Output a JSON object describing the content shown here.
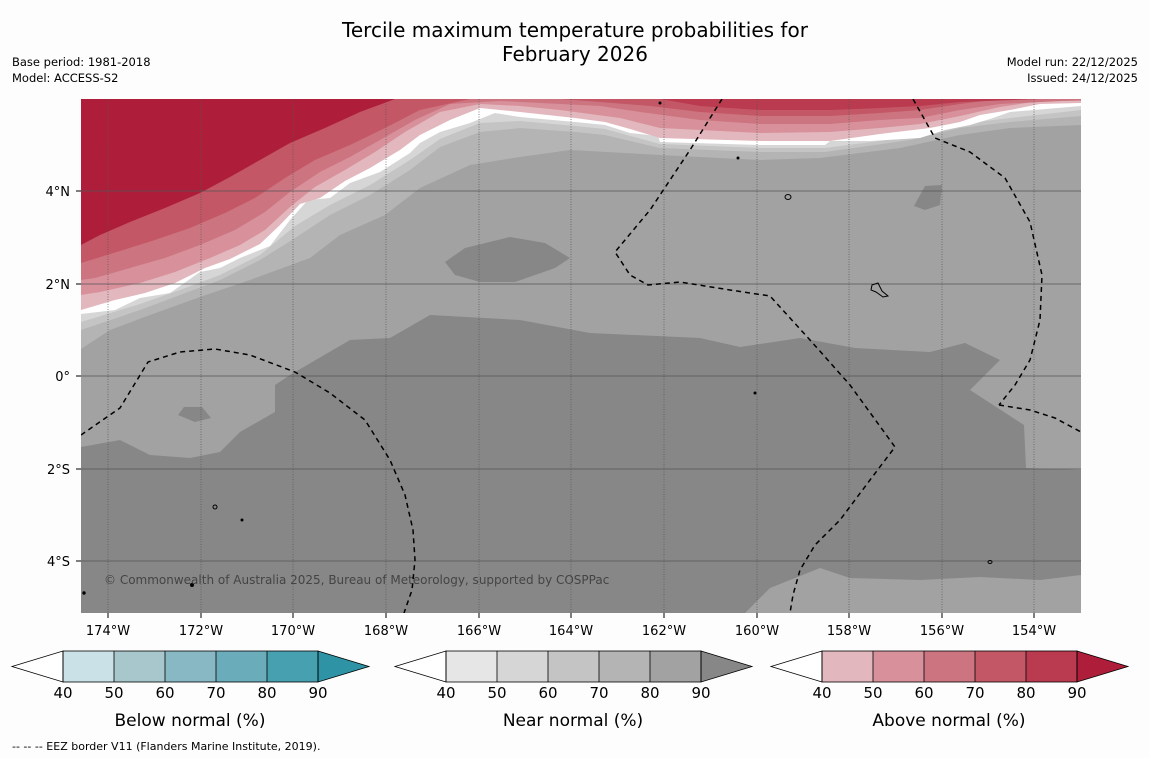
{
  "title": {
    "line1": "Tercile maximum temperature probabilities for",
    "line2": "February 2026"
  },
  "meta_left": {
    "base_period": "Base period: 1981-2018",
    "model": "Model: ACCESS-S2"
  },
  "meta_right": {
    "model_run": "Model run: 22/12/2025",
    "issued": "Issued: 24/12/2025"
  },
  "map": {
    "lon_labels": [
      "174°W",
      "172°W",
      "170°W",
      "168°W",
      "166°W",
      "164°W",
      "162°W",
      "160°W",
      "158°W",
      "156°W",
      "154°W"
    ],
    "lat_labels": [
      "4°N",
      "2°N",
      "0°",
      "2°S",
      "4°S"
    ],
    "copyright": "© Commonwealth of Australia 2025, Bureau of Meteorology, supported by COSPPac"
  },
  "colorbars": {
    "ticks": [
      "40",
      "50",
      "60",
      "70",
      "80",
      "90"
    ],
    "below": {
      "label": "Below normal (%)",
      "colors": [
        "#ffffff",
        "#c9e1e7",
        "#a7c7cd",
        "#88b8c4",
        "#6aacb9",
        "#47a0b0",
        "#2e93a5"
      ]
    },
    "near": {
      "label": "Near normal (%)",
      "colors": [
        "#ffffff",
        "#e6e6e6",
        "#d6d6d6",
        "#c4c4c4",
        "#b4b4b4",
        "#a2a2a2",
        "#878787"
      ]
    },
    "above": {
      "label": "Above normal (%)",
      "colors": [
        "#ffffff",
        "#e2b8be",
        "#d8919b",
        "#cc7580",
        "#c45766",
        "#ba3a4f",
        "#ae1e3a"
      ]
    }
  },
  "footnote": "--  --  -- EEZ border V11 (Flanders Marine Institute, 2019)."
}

* * * * *

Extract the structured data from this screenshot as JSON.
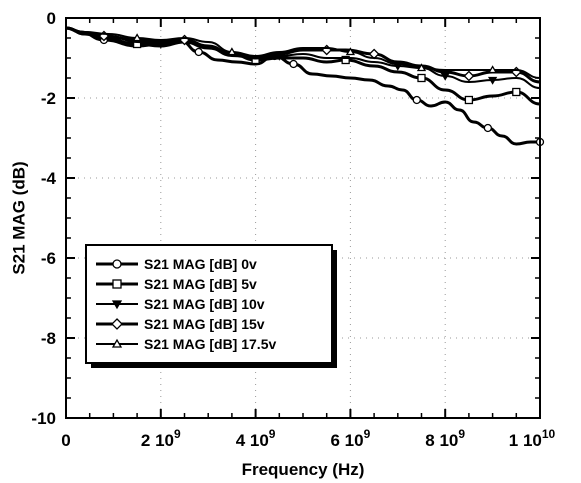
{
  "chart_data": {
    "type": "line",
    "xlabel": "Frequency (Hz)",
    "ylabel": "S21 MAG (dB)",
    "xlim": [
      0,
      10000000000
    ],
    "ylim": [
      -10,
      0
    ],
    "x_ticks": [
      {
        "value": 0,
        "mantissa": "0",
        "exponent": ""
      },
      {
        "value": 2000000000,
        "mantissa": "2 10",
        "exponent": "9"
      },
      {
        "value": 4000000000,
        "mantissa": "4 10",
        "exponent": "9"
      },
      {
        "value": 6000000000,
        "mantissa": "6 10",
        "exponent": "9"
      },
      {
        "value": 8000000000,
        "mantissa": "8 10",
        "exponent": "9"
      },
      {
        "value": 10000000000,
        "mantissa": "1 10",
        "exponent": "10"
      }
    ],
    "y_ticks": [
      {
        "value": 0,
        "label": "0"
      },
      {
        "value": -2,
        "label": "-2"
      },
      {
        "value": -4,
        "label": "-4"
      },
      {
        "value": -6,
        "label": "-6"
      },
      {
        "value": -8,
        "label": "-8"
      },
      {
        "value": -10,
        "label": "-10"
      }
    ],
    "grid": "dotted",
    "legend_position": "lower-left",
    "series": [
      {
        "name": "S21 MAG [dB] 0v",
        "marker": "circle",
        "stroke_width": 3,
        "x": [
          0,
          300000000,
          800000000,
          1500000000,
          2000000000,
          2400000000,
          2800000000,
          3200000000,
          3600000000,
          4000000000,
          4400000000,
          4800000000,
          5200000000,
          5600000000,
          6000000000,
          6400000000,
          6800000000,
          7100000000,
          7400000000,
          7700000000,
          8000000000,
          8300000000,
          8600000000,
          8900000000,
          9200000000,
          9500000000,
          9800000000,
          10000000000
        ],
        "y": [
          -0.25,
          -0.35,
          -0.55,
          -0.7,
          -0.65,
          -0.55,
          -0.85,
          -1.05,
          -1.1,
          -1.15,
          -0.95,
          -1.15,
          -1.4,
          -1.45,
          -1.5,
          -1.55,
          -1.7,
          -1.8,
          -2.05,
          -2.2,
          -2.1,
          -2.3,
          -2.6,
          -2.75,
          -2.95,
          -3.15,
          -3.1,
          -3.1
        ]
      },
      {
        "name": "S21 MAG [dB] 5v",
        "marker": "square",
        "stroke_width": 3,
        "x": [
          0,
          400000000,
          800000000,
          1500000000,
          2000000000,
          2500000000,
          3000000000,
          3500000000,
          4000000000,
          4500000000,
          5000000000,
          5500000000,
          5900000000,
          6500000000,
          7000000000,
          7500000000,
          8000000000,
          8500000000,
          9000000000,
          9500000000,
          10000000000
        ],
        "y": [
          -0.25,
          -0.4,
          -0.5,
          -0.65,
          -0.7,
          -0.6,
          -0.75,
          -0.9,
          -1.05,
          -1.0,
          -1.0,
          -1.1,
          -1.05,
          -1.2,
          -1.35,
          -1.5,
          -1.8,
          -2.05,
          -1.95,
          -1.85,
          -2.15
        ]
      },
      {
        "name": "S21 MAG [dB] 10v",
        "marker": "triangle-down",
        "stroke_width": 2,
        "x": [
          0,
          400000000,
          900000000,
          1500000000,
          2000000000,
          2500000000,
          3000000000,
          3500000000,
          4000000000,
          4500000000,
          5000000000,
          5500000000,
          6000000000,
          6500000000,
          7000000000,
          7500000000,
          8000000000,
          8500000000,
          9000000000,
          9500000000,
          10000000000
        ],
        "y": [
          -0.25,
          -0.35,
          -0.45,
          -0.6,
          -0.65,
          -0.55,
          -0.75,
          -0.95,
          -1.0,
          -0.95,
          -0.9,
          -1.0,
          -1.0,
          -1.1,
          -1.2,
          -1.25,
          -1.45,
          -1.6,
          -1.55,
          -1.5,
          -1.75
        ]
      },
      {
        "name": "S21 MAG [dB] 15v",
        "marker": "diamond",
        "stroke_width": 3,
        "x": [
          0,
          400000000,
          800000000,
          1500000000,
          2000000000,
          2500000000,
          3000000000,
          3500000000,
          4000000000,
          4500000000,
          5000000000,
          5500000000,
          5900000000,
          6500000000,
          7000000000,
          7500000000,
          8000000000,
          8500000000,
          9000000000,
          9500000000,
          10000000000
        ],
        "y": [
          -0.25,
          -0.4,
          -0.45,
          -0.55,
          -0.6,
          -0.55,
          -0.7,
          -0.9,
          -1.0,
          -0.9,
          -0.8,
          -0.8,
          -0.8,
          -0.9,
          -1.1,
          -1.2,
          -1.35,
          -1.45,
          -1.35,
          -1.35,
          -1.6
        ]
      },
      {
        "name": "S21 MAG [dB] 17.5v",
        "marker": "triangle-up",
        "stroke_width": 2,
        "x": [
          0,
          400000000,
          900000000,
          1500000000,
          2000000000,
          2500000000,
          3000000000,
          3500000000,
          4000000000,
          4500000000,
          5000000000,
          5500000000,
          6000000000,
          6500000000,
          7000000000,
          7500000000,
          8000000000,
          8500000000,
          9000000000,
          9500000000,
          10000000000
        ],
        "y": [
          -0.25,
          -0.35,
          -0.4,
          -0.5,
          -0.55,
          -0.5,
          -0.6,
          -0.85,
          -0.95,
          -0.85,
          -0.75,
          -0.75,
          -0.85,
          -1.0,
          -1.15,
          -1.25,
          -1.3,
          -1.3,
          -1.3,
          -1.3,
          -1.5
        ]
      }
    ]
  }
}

* * * * *

> Objective
In the records above, locate each line with the word "JSON". Copy all such lines.

> The output
Output a JSON object describing the content shown here.
Extract the structured data from this screenshot as JSON.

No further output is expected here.